EXCERPT PROVIDED:
Project Description¶

Netflix started in 1997 as a DVD rental service and has grown into one of the largest entertainment and media companies in the world. With thousands of movies and series available on the platform, it is a great chance to practice exploratory data analysis (EDA) while exploring the entertainment industry.

In this project, you work for a production company that focuses on nostalgic styles. Your goal is to research movies released in the 1990s. By analyzing Netflix data, you will perform exploratory data analysis to better understand the movies and shows from that exciting decade.

You have been given a dataset called netflix_data.csv. Below is a table describing the columns in this dataset. After completing your initial analysis, you can also explore the data further on your own.

The data: netflix_data.csv¶

Column Description
show_id The unique ID of the show
type The type of show (e.g., Movie, TV Show)
title The title or name of the show
director The director(s) of the show
cast The main actors or cast members
country The country where the show was made
date_added The date when the show was added to Netflix
release_year The year the show was released on Netflix
duration The length of the show in minutes
description A brief summary or description of the show
genre The genre or category of the show

This dataset allows you to explore many aspects of Netflix’s library, such as popular genres, directors, cast, and the characteristics of movies from the 1990s. You can use this information to identify trends and gather insights to support your production company’s focus on nostalgic content.

THE TASK:
According to the project description, in what year did Netflix start, and as what kind of service?

DATA LINES:
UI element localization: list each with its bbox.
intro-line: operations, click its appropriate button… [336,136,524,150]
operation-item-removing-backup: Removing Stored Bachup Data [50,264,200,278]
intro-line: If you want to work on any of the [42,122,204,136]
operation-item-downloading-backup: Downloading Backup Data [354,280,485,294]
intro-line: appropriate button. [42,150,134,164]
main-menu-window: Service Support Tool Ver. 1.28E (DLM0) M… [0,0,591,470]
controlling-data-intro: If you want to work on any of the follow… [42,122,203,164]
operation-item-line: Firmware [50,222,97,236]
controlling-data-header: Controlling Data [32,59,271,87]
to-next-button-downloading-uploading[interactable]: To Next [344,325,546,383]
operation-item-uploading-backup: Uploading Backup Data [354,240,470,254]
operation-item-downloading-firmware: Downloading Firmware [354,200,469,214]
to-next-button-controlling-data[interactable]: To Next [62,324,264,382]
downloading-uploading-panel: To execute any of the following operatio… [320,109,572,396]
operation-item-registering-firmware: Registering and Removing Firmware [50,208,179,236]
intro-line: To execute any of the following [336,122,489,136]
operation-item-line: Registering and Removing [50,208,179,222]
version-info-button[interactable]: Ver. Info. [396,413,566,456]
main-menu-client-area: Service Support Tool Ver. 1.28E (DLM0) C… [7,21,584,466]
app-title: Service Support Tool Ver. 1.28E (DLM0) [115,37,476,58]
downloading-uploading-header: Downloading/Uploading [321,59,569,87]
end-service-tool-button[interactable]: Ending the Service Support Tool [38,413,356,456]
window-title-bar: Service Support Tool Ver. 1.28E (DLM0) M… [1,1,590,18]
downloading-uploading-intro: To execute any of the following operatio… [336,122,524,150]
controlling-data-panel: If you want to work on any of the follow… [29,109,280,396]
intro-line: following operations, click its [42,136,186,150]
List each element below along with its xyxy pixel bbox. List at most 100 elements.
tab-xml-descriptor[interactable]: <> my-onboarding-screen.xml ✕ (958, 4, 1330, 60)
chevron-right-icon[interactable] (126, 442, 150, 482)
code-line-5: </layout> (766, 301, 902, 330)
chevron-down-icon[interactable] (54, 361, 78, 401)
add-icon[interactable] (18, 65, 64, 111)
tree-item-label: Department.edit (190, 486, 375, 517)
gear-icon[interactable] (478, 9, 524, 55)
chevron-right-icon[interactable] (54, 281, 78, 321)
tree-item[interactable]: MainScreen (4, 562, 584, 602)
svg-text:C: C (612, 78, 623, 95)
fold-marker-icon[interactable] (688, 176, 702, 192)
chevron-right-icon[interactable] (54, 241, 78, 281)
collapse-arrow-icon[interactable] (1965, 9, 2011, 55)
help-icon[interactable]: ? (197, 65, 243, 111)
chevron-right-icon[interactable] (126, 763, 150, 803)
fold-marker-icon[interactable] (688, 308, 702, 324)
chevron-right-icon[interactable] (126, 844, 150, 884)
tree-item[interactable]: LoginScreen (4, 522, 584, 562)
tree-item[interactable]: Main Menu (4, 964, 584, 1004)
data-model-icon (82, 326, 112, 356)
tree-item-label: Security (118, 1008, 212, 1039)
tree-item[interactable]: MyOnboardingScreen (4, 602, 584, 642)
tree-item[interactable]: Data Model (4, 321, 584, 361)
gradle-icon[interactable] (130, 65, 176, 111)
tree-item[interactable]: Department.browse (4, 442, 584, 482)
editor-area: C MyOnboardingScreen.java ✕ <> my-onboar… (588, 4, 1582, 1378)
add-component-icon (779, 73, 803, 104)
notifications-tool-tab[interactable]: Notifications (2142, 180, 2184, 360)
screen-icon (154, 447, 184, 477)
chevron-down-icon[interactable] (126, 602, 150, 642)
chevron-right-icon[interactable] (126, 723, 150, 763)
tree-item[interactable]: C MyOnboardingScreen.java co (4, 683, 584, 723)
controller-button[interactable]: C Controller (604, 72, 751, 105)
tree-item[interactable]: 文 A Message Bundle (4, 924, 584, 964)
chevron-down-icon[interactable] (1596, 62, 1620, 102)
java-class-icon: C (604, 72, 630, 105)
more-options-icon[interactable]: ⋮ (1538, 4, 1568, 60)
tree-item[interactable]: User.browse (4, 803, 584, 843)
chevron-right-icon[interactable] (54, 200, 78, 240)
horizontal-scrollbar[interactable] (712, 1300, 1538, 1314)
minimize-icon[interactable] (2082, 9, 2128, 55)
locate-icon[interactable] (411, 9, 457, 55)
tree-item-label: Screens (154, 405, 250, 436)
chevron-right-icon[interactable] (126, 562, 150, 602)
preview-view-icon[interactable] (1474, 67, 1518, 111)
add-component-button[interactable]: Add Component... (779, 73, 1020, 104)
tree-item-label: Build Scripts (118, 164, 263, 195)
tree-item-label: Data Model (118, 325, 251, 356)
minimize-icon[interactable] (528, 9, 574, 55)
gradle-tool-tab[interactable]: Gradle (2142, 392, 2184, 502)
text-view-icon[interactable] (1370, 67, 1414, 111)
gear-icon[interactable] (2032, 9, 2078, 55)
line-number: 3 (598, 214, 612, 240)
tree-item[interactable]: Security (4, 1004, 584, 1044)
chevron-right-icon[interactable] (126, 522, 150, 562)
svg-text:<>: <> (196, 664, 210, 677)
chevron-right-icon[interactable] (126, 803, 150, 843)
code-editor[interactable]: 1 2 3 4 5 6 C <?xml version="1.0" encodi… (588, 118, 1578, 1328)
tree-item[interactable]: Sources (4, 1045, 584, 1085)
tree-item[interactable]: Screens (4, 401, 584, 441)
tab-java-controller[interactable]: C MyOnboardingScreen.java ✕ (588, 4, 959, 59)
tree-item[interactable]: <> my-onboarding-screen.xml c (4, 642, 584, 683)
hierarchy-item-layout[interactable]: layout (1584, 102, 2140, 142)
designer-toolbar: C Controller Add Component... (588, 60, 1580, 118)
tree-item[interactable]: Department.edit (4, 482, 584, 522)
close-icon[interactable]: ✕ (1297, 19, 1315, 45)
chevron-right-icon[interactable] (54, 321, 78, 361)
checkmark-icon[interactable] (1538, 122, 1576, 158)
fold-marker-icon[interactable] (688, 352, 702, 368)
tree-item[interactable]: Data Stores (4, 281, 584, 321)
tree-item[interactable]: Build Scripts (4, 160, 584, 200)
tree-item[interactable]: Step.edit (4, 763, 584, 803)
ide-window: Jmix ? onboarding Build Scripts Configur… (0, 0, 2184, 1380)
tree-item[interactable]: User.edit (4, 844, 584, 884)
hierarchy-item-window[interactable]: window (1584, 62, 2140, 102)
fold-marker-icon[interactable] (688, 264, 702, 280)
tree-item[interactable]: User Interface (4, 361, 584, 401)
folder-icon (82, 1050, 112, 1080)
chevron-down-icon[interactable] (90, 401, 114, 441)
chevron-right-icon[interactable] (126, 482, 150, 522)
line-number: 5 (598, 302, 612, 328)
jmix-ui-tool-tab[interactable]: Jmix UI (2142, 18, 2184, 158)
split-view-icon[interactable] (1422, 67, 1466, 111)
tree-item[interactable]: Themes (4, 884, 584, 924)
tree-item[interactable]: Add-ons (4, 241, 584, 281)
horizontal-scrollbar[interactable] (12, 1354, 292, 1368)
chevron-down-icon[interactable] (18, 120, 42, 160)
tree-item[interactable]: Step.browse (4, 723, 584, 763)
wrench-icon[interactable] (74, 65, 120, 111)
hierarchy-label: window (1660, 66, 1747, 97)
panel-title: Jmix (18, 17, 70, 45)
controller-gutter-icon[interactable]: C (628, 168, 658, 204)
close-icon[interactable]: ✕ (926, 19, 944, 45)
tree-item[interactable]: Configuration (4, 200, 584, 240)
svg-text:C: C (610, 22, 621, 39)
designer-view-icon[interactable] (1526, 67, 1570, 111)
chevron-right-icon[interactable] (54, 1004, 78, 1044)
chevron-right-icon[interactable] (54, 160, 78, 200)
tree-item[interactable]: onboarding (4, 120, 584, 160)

WRITTEN RESPONSE:
Netflix started in 1997 as a DVD rental service.